/---
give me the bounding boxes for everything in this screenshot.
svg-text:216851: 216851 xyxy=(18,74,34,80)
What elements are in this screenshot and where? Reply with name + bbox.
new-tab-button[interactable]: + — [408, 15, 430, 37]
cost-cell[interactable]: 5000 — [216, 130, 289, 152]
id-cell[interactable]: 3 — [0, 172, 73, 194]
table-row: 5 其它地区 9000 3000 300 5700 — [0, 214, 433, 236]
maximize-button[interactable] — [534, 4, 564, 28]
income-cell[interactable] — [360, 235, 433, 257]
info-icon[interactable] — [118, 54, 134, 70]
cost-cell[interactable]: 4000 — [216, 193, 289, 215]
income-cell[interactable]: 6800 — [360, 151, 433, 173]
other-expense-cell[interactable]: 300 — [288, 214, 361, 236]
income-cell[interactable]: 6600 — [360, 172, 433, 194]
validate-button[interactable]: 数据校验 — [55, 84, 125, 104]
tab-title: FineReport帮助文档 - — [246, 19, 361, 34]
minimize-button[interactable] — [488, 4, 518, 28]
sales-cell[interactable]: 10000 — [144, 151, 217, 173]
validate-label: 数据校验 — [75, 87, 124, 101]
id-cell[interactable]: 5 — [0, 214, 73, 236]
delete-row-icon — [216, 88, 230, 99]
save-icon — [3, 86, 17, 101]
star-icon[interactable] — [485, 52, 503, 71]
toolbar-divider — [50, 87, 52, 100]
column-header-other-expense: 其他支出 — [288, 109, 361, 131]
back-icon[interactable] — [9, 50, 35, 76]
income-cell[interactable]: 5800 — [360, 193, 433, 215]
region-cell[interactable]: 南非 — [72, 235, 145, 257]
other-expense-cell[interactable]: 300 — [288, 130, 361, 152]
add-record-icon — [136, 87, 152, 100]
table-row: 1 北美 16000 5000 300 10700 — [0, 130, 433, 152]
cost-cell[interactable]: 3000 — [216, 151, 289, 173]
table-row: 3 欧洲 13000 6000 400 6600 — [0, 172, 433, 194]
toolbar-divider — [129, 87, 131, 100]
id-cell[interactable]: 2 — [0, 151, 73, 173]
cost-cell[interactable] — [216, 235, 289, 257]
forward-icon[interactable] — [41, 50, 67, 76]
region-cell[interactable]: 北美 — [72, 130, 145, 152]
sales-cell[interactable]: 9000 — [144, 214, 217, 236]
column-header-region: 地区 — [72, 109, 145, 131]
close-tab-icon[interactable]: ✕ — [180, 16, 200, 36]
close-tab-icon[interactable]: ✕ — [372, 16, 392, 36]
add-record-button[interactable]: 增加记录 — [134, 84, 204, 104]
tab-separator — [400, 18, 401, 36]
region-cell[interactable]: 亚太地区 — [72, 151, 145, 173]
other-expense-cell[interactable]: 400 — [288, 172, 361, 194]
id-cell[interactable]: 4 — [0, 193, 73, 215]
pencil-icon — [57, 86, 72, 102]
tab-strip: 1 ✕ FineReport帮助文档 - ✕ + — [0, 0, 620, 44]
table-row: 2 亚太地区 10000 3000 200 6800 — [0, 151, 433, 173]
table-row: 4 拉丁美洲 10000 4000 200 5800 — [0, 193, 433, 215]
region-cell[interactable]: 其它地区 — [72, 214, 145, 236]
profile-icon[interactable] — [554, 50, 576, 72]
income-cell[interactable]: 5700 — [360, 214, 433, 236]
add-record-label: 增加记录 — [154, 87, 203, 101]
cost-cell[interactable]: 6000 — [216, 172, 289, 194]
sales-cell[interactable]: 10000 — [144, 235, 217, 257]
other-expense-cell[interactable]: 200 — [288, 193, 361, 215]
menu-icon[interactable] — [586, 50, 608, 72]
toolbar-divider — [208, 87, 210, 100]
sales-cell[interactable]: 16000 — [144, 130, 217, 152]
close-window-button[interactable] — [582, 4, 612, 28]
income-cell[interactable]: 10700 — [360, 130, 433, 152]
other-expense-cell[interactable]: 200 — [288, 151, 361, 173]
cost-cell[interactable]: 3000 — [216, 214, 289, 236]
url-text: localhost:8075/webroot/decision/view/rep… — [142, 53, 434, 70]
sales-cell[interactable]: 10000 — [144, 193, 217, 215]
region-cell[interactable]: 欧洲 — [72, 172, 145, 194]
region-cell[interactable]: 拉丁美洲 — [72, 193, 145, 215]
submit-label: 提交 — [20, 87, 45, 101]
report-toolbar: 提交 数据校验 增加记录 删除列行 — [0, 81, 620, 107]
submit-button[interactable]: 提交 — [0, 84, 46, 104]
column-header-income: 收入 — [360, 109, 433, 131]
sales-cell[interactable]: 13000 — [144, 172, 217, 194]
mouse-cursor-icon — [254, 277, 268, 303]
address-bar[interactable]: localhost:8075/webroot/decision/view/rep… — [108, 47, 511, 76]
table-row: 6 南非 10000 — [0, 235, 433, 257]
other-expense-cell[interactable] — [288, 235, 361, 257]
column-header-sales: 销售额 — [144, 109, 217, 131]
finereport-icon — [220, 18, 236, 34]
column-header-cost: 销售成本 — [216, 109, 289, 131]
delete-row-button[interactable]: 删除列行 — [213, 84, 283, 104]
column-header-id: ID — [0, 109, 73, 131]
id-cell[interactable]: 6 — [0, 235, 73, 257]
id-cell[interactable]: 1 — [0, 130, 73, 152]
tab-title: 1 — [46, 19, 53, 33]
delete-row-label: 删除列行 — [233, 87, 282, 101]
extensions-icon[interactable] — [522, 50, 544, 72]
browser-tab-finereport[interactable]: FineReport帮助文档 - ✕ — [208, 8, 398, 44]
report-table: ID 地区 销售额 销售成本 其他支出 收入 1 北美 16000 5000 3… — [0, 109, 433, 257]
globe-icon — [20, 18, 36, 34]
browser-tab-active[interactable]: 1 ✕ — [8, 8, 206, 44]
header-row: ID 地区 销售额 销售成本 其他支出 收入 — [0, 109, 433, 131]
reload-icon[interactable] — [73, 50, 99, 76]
\---
__Exercise directions__: Give back all of the material above, line for line, with nothing changed, added, or left out.

__Complete output__:
give me the bounding boxes for everything in this screenshot.
svg-text:216851: 216851 xyxy=(18,74,34,80)
What elements are in this screenshot and where? Reply with name + bbox.
new-tab-button[interactable]: + — [408, 15, 430, 37]
cost-cell[interactable]: 5000 — [216, 130, 289, 152]
id-cell[interactable]: 3 — [0, 172, 73, 194]
table-row: 5 其它地区 9000 3000 300 5700 — [0, 214, 433, 236]
maximize-button[interactable] — [534, 4, 564, 28]
income-cell[interactable] — [360, 235, 433, 257]
info-icon[interactable] — [118, 54, 134, 70]
cost-cell[interactable]: 4000 — [216, 193, 289, 215]
income-cell[interactable]: 6800 — [360, 151, 433, 173]
other-expense-cell[interactable]: 300 — [288, 214, 361, 236]
income-cell[interactable]: 6600 — [360, 172, 433, 194]
validate-button[interactable]: 数据校验 — [55, 84, 125, 104]
tab-title: FineReport帮助文档 - — [246, 19, 361, 34]
minimize-button[interactable] — [488, 4, 518, 28]
sales-cell[interactable]: 10000 — [144, 151, 217, 173]
validate-label: 数据校验 — [75, 87, 124, 101]
id-cell[interactable]: 5 — [0, 214, 73, 236]
delete-row-icon — [216, 88, 230, 99]
save-icon — [3, 86, 17, 101]
star-icon[interactable] — [485, 52, 503, 71]
toolbar-divider — [50, 87, 52, 100]
column-header-other-expense: 其他支出 — [288, 109, 361, 131]
back-icon[interactable] — [9, 50, 35, 76]
income-cell[interactable]: 5800 — [360, 193, 433, 215]
region-cell[interactable]: 南非 — [72, 235, 145, 257]
other-expense-cell[interactable]: 300 — [288, 130, 361, 152]
add-record-icon — [136, 87, 152, 100]
table-row: 1 北美 16000 5000 300 10700 — [0, 130, 433, 152]
cost-cell[interactable]: 3000 — [216, 151, 289, 173]
table-row: 3 欧洲 13000 6000 400 6600 — [0, 172, 433, 194]
toolbar-divider — [129, 87, 131, 100]
id-cell[interactable]: 2 — [0, 151, 73, 173]
cost-cell[interactable] — [216, 235, 289, 257]
forward-icon[interactable] — [41, 50, 67, 76]
region-cell[interactable]: 北美 — [72, 130, 145, 152]
sales-cell[interactable]: 9000 — [144, 214, 217, 236]
column-header-region: 地区 — [72, 109, 145, 131]
close-tab-icon[interactable]: ✕ — [180, 16, 200, 36]
close-tab-icon[interactable]: ✕ — [372, 16, 392, 36]
add-record-button[interactable]: 增加记录 — [134, 84, 204, 104]
tab-separator — [400, 18, 401, 36]
region-cell[interactable]: 亚太地区 — [72, 151, 145, 173]
other-expense-cell[interactable]: 400 — [288, 172, 361, 194]
id-cell[interactable]: 4 — [0, 193, 73, 215]
pencil-icon — [57, 86, 72, 102]
tab-strip: 1 ✕ FineReport帮助文档 - ✕ + — [0, 0, 620, 44]
table-row: 2 亚太地区 10000 3000 200 6800 — [0, 151, 433, 173]
table-row: 4 拉丁美洲 10000 4000 200 5800 — [0, 193, 433, 215]
region-cell[interactable]: 其它地区 — [72, 214, 145, 236]
profile-icon[interactable] — [554, 50, 576, 72]
income-cell[interactable]: 5700 — [360, 214, 433, 236]
add-record-label: 增加记录 — [154, 87, 203, 101]
cost-cell[interactable]: 6000 — [216, 172, 289, 194]
sales-cell[interactable]: 10000 — [144, 235, 217, 257]
other-expense-cell[interactable]: 200 — [288, 193, 361, 215]
menu-icon[interactable] — [586, 50, 608, 72]
toolbar-divider — [208, 87, 210, 100]
sales-cell[interactable]: 16000 — [144, 130, 217, 152]
close-window-button[interactable] — [582, 4, 612, 28]
income-cell[interactable]: 10700 — [360, 130, 433, 152]
other-expense-cell[interactable]: 200 — [288, 151, 361, 173]
cost-cell[interactable]: 3000 — [216, 214, 289, 236]
url-text: localhost:8075/webroot/decision/view/rep… — [142, 53, 434, 70]
sales-cell[interactable]: 10000 — [144, 193, 217, 215]
region-cell[interactable]: 欧洲 — [72, 172, 145, 194]
region-cell[interactable]: 拉丁美洲 — [72, 193, 145, 215]
submit-label: 提交 — [20, 87, 45, 101]
report-toolbar: 提交 数据校验 增加记录 删除列行 — [0, 81, 620, 107]
submit-button[interactable]: 提交 — [0, 84, 46, 104]
column-header-income: 收入 — [360, 109, 433, 131]
sales-cell[interactable]: 13000 — [144, 172, 217, 194]
mouse-cursor-icon — [254, 277, 268, 303]
address-bar[interactable]: localhost:8075/webroot/decision/view/rep… — [108, 47, 511, 76]
table-row: 6 南非 10000 — [0, 235, 433, 257]
other-expense-cell[interactable] — [288, 235, 361, 257]
column-header-sales: 销售额 — [144, 109, 217, 131]
finereport-icon — [220, 18, 236, 34]
column-header-cost: 销售成本 — [216, 109, 289, 131]
delete-row-button[interactable]: 删除列行 — [213, 84, 283, 104]
column-header-id: ID — [0, 109, 73, 131]
id-cell[interactable]: 6 — [0, 235, 73, 257]
id-cell[interactable]: 1 — [0, 130, 73, 152]
tab-title: 1 — [46, 19, 53, 33]
delete-row-label: 删除列行 — [233, 87, 282, 101]
extensions-icon[interactable] — [522, 50, 544, 72]
browser-tab-finereport[interactable]: FineReport帮助文档 - ✕ — [208, 8, 398, 44]
report-table: ID 地区 销售额 销售成本 其他支出 收入 1 北美 16000 5000 3… — [0, 109, 433, 257]
globe-icon — [20, 18, 36, 34]
browser-tab-active[interactable]: 1 ✕ — [8, 8, 206, 44]
header-row: ID 地区 销售额 销售成本 其他支出 收入 — [0, 109, 433, 131]
reload-icon[interactable] — [73, 50, 99, 76]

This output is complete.